■ **Exercise objective**:
Filter the entries that follow, copying every line in which the word "公路建设投资完成额" appears.

■ **Exercise input**:

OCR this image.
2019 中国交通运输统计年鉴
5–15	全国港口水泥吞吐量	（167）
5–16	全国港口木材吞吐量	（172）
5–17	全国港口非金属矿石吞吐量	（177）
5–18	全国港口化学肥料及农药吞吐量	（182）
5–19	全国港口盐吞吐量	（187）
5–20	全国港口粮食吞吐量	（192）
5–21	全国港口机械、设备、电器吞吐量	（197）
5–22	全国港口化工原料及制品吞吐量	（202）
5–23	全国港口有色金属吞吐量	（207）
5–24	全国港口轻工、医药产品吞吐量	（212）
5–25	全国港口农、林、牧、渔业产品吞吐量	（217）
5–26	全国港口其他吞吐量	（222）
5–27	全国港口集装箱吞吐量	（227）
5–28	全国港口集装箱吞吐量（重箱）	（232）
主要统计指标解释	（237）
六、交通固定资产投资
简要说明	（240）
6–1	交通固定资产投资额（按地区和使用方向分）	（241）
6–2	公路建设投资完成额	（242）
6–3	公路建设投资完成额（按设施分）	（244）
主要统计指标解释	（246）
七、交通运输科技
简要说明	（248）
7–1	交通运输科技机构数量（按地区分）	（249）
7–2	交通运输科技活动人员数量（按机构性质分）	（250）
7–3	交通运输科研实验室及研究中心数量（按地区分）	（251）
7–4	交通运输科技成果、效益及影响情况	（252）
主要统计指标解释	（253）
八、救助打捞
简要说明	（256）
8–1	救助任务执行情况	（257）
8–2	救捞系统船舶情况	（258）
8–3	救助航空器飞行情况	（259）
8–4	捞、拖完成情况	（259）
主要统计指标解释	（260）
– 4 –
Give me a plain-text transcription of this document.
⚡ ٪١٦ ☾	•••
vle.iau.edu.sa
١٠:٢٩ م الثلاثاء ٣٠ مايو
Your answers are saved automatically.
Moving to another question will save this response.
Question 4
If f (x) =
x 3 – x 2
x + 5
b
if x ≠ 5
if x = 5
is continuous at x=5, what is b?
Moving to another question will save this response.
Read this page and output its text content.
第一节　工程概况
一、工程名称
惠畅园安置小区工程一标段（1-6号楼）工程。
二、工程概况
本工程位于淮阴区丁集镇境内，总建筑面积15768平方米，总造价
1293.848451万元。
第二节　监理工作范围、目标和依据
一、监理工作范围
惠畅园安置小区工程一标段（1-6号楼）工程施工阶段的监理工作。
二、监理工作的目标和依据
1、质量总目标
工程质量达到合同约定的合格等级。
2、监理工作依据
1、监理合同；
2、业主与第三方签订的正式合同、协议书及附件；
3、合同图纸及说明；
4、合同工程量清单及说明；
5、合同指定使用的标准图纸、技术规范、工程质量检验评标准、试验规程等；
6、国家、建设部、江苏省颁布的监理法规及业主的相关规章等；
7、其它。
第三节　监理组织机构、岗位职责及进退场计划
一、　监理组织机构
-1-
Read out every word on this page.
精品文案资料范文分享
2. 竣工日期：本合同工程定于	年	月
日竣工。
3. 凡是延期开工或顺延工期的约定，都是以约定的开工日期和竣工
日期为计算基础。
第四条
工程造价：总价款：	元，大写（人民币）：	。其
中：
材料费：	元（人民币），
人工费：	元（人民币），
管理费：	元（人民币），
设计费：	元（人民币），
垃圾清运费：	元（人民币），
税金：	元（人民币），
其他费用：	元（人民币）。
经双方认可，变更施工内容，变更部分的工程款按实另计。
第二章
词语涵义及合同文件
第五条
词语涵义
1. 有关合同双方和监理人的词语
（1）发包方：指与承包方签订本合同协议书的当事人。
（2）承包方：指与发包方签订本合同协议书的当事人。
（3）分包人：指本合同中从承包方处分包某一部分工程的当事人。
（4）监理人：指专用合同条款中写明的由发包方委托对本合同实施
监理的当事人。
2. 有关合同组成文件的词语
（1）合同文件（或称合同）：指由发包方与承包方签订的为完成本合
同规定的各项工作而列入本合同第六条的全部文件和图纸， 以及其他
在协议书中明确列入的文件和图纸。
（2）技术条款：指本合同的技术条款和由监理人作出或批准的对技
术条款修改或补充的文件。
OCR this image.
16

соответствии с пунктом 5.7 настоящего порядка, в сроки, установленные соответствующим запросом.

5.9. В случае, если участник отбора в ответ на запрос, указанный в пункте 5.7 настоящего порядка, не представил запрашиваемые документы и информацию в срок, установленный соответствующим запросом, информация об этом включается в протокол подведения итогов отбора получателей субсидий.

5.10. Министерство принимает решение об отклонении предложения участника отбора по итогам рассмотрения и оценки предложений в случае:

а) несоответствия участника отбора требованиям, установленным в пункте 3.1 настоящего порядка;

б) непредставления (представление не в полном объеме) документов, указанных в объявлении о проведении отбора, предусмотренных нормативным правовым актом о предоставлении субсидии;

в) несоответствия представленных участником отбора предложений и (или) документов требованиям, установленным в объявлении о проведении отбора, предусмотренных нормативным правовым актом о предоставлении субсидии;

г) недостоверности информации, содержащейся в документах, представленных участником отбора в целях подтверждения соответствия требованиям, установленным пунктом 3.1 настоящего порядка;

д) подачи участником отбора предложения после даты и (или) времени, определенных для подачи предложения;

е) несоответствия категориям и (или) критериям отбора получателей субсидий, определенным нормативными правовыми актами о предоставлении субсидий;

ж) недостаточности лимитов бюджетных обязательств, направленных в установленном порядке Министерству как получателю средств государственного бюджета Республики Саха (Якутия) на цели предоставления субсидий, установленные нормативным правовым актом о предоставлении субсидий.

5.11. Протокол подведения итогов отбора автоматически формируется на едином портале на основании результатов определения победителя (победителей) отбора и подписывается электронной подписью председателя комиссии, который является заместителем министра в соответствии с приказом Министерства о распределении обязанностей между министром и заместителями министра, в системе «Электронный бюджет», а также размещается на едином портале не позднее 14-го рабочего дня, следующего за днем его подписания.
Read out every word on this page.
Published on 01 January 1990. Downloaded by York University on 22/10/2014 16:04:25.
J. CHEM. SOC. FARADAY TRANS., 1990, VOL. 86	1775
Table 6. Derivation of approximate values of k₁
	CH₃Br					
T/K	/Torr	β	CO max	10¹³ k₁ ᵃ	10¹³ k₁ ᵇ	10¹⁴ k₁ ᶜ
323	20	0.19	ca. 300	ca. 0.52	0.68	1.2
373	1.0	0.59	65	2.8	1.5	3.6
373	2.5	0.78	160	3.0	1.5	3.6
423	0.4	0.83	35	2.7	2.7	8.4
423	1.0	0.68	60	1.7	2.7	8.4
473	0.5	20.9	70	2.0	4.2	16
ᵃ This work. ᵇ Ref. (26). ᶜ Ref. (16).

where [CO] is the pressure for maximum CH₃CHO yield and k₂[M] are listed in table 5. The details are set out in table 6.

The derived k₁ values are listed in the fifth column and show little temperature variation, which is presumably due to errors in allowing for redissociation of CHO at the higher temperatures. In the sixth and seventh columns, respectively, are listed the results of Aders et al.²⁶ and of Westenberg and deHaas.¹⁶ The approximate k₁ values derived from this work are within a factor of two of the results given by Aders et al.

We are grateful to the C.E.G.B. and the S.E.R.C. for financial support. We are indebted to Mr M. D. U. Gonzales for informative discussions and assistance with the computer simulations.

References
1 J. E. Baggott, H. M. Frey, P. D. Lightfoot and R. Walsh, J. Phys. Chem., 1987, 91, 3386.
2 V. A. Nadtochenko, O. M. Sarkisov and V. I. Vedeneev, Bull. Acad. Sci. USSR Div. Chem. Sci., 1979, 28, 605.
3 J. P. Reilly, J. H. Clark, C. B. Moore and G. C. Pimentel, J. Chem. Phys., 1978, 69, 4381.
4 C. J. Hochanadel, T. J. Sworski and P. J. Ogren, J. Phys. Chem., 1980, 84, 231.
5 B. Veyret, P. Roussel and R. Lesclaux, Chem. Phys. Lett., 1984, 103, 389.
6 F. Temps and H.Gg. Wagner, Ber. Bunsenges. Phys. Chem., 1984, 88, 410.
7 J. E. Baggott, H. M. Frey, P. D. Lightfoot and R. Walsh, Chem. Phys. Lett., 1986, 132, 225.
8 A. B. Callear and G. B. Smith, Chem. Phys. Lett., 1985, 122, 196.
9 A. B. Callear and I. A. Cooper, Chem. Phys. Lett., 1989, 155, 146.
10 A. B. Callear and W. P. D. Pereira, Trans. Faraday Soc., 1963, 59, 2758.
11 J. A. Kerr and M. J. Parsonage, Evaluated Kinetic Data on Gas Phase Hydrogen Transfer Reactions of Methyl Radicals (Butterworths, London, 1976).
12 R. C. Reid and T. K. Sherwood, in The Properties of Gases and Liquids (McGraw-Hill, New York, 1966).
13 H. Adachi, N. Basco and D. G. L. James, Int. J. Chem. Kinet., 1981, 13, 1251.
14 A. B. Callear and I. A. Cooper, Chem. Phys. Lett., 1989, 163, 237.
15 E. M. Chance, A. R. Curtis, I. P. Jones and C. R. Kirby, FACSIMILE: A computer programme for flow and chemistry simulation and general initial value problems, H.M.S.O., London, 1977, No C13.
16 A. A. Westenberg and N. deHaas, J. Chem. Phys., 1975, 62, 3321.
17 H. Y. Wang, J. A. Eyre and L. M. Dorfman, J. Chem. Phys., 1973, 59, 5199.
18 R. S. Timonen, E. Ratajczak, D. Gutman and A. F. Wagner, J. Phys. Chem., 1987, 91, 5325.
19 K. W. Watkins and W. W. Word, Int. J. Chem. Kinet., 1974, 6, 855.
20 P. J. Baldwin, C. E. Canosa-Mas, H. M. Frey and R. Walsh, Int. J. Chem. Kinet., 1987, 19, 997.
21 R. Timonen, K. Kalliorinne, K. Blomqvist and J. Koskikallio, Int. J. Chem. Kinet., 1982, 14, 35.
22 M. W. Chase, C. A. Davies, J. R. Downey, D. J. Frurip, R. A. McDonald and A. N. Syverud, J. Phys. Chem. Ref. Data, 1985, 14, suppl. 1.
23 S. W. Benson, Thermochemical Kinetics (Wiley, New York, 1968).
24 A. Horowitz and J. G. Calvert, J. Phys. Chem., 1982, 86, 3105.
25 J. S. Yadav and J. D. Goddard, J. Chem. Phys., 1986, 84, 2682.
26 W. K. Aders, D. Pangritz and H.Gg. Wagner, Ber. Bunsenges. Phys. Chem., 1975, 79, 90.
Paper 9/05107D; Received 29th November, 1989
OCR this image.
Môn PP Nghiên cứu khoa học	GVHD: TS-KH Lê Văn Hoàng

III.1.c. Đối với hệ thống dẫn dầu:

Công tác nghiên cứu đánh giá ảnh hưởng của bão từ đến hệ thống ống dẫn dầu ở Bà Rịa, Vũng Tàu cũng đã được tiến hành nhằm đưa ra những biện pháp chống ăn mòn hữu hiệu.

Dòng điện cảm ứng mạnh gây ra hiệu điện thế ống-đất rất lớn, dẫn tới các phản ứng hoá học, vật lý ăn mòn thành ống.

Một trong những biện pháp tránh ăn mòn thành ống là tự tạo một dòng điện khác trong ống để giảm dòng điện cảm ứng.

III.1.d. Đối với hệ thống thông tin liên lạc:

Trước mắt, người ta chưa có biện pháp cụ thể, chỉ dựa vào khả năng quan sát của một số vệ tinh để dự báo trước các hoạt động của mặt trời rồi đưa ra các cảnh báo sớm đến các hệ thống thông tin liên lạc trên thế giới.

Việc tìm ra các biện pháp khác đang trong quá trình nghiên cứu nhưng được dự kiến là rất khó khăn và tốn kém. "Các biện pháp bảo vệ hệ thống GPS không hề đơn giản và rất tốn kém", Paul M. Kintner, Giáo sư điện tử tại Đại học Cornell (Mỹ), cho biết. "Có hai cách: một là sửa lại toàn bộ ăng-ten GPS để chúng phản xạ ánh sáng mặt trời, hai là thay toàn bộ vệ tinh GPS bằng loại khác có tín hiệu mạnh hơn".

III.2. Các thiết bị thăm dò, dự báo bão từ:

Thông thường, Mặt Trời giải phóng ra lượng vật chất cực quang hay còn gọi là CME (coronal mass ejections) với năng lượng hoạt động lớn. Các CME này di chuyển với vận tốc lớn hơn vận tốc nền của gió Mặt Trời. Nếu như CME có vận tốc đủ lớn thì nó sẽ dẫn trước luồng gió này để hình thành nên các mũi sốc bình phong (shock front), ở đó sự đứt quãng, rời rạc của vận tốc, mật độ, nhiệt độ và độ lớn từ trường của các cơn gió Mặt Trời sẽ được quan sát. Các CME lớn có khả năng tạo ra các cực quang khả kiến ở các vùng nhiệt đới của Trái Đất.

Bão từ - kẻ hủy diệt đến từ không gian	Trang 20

■ **Solution to this exercise**:
6–2	公路建设投资完成额	（242）
6–3	公路建设投资完成额（按设施分）	（244）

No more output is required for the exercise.